▶ [Text provided]:
------------------------

Tuesday, March 2, 2010

Captivated


So, the Lord is doing it. He is doing what He has promised me He would do. Why does it sometimes take so long for me to have faith that He will do what He promises? Why am I so surprised when He answers my prayers? My faith seems shallow when I am surprised that such a huge God does the amazing things that He does.

Do you ever have "God, You are just awesome!" moments? I have had quite a few lately. Support for my brother and I's trip to Haiti has already been coming in. With each envelope that I receive, I smile. With each person I receive one from, I send up a quick, "Thank You, God!" It is just more confirmation to me that He is calling us to Haiti this summer ~ and I must trust that He is going to get us there. My faith would be shallow if I did not believe that such a huge God could provide what is needed in order for His Will to be carried out. Last year I did not trust God completely and it left me with not enough support, which caused me to have to pay in once I returned home from the trip. This year I want things to be different. If last year's trip really changed me the way that I believe it has, then this year I will approach things differently.

------------------------

▶ [Recorded information]:
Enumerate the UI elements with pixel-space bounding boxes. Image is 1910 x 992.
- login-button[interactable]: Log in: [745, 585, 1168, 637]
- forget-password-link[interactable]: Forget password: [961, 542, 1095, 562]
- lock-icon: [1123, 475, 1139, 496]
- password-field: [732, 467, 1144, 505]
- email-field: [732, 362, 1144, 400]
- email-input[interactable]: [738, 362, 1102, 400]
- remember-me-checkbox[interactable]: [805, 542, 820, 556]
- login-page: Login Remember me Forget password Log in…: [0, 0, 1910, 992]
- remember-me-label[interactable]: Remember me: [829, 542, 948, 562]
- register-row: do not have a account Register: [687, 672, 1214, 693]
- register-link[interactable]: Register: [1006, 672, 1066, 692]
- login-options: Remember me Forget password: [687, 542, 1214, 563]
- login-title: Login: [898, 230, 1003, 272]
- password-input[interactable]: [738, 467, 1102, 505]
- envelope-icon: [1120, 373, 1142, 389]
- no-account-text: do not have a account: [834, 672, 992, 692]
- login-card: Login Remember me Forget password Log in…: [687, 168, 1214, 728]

------------------------

▶ [Work to do]:
**A.** Reproduce the records line for line, word for word.
**B.** Pick up the blog post about trusting God with support for the Haiti trip right after its final sentence, and keep writing it.

▶ [Exercise responses]:
**A.**
Enumerate the UI elements with pixel-space bounding boxes. Image is 1910 x 992.
- login-button[interactable]: Log in: [745, 585, 1168, 637]
- forget-password-link[interactable]: Forget password: [961, 542, 1095, 562]
- lock-icon: [1123, 475, 1139, 496]
- password-field: [732, 467, 1144, 505]
- email-field: [732, 362, 1144, 400]
- email-input[interactable]: [738, 362, 1102, 400]
- remember-me-checkbox[interactable]: [805, 542, 820, 556]
- login-page: Login Remember me Forget password Log in…: [0, 0, 1910, 992]
- remember-me-label[interactable]: Remember me: [829, 542, 948, 562]
- register-row: do not have a account Register: [687, 672, 1214, 693]
- register-link[interactable]: Register: [1006, 672, 1066, 692]
- login-options: Remember me Forget password: [687, 542, 1214, 563]
- login-title: Login: [898, 230, 1003, 272]
- password-input[interactable]: [738, 467, 1102, 505]
- envelope-icon: [1120, 373, 1142, 389]
- no-account-text: do not have a account: [834, 672, 992, 692]
- login-card: Login Remember me Forget password Log in…: [687, 168, 1214, 728]

**B.**
For all of you who helped H2O out on Sunday ~ we raised around $60 for Haiti! And that was just our first try! I want to thank all of you who bought a water bottle, who gave just because, and who stopped by our table to talk! It is such a blessing to see the Body of Christ working together. I want to thank each and every one of you who have given to our missions trip and who have given to people in Haiti through H2O. It really means so much more to me than you know. God provides through people like you so that we can go on this trip and I want to thank you... And God provides for people who need it through people like you who give it! May God bless you for it!

Sometimes I just get this overwhelming sense of awe... at God and who He is and what He is doing. I do not deserve any of it. I do nothing to deserve His Grace, to deserve His blessings, to deserve a relationship with Him. And that is why it is so beautiful ~ none of it is attained by works! None of it is deserved. Life is not fair and that is the beauty of grace. I do not deserve any of this.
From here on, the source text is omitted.